(What to work on): Only lines holding the word "issue" should be copied from the material.

***** Data rows *****

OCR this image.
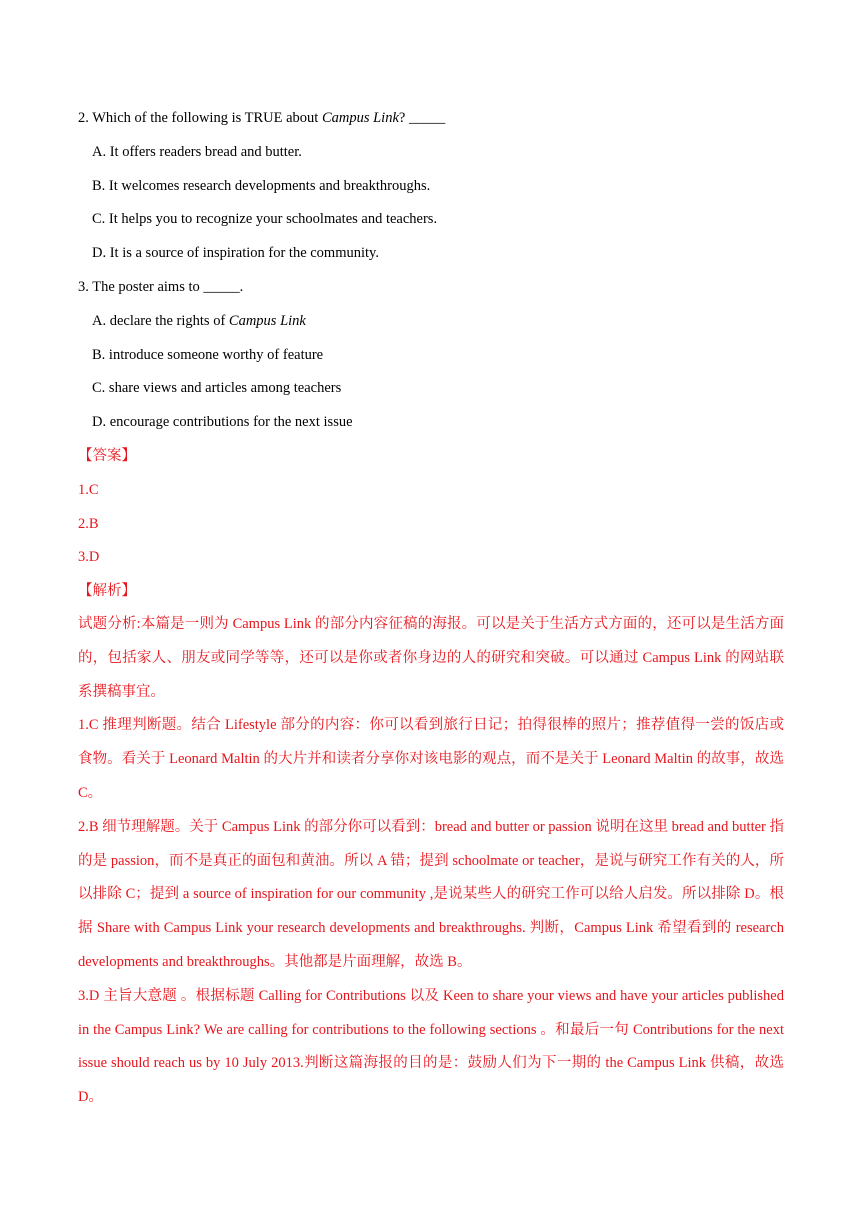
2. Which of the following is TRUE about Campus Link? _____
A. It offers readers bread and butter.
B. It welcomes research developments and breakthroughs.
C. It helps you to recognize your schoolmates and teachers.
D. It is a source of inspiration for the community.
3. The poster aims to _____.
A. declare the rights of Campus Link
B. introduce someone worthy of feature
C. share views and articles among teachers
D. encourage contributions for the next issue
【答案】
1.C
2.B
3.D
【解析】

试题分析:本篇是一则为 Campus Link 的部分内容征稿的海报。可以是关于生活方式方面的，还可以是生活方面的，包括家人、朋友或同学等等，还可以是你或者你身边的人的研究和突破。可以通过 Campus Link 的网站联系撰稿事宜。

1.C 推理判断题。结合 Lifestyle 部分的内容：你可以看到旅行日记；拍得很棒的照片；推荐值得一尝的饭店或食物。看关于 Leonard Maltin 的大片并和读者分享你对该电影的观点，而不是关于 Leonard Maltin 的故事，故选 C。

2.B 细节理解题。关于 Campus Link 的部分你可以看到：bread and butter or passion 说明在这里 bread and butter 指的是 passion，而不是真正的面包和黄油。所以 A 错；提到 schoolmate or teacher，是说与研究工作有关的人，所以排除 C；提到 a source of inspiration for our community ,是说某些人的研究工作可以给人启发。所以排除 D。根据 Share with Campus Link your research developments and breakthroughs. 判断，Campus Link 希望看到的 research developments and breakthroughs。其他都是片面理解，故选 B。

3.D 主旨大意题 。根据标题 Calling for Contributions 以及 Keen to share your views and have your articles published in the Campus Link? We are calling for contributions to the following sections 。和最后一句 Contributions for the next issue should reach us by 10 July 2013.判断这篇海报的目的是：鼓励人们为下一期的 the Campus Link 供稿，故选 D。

*****

(Task output):
D. encourage contributions for the next issue
3.D 主旨大意题 。根据标题 Calling for Contributions 以及 Keen to share your views and have your articles published in the Campus Link? We are calling for contributions to the following sections 。和最后一句 Contributions for the next issue should reach us by 10 July 2013.判断这篇海报的目的是：鼓励人们为下一期的 the Campus Link 供稿，故选 D。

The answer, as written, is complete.